● **Records for the task**
★ ★ ★ ★ ★
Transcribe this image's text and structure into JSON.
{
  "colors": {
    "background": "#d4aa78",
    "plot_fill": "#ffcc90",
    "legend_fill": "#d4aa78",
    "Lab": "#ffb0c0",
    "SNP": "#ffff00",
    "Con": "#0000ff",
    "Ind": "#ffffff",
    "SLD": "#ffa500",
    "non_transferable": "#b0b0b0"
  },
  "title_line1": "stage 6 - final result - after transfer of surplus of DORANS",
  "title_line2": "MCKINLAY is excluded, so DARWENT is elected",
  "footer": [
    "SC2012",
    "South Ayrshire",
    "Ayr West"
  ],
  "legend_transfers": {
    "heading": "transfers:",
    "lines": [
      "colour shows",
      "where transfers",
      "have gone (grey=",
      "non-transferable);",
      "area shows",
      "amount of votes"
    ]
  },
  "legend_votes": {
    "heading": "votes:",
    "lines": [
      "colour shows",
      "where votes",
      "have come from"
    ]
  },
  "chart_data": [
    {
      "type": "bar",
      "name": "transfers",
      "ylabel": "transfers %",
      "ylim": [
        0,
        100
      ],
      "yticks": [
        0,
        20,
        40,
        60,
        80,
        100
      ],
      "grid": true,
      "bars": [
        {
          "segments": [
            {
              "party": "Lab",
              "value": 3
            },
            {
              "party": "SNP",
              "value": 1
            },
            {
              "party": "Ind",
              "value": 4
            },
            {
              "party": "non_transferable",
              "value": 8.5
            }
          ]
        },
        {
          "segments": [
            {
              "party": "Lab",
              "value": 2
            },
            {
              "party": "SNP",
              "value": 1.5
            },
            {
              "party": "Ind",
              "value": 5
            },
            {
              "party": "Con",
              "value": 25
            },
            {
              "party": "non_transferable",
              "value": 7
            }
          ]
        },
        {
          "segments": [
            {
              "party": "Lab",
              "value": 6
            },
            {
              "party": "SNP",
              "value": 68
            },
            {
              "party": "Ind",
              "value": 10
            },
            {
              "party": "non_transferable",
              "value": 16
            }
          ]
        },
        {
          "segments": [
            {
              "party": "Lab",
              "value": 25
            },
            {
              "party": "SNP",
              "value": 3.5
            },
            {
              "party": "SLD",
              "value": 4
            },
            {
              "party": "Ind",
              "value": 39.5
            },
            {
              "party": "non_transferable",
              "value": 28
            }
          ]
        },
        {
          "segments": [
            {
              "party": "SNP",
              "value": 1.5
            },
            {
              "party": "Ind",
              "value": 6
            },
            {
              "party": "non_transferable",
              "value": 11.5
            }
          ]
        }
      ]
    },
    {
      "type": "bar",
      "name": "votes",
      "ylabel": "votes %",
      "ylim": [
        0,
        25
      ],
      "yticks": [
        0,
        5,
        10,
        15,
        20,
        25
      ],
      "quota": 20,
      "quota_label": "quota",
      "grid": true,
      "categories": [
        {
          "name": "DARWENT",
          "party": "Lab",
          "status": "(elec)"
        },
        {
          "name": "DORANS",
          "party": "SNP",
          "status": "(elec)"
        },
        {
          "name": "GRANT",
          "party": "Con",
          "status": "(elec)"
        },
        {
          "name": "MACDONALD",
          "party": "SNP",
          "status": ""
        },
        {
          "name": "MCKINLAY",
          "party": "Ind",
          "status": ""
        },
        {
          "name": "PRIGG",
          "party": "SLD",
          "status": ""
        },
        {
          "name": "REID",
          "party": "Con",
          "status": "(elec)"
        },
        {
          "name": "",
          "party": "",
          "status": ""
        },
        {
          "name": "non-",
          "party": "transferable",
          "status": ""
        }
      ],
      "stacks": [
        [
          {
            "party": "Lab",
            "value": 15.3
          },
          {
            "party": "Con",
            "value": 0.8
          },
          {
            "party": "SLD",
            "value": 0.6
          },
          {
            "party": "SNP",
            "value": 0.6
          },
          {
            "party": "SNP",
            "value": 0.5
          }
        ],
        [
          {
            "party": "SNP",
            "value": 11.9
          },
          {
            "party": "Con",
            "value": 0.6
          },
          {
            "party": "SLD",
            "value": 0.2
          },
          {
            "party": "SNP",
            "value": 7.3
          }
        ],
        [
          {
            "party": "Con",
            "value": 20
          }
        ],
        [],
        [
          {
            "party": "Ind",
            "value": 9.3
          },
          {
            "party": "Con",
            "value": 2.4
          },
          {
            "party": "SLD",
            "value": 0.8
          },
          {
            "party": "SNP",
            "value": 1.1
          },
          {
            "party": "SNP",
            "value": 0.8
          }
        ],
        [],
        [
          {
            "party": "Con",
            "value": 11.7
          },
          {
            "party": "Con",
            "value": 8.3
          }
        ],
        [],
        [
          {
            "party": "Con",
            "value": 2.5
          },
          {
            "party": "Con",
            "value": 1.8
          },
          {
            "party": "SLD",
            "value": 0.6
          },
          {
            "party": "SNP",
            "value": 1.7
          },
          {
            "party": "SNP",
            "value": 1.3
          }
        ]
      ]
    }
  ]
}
★ ★ ★ ★ ★
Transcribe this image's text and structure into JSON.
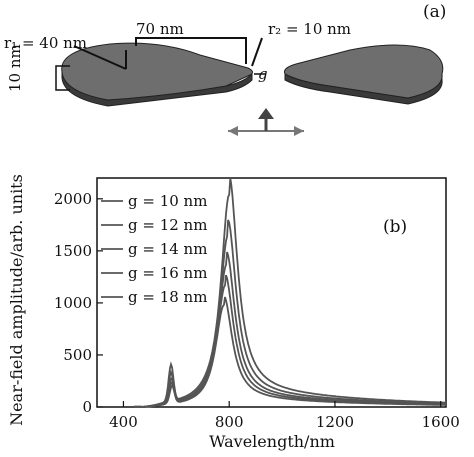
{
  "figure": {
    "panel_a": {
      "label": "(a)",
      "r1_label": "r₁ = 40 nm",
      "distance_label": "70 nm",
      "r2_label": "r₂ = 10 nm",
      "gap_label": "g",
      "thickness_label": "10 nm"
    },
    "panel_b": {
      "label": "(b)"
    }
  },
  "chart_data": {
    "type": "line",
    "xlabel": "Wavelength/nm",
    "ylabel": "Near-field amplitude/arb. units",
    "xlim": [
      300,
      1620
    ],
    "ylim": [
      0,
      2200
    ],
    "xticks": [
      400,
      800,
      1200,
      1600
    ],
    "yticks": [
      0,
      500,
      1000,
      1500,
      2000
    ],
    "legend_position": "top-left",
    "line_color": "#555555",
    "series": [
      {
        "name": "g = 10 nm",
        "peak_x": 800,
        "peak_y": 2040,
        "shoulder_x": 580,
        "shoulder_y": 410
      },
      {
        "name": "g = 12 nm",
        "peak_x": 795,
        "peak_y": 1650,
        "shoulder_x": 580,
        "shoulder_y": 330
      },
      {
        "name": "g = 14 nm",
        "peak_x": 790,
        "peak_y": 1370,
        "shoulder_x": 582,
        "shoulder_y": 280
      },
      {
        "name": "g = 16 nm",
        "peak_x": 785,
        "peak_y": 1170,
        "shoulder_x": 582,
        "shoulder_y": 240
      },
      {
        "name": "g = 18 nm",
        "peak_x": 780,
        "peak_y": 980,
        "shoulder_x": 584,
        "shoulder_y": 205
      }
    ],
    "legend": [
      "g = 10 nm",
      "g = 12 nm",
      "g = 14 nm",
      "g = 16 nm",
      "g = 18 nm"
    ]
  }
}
★ ★ ★ ★ ★
● **Exercise directions**
Make a tally of the lines in this data that include the string "MCKINLAY", and answer with that tally alone.

● **Complete output**
2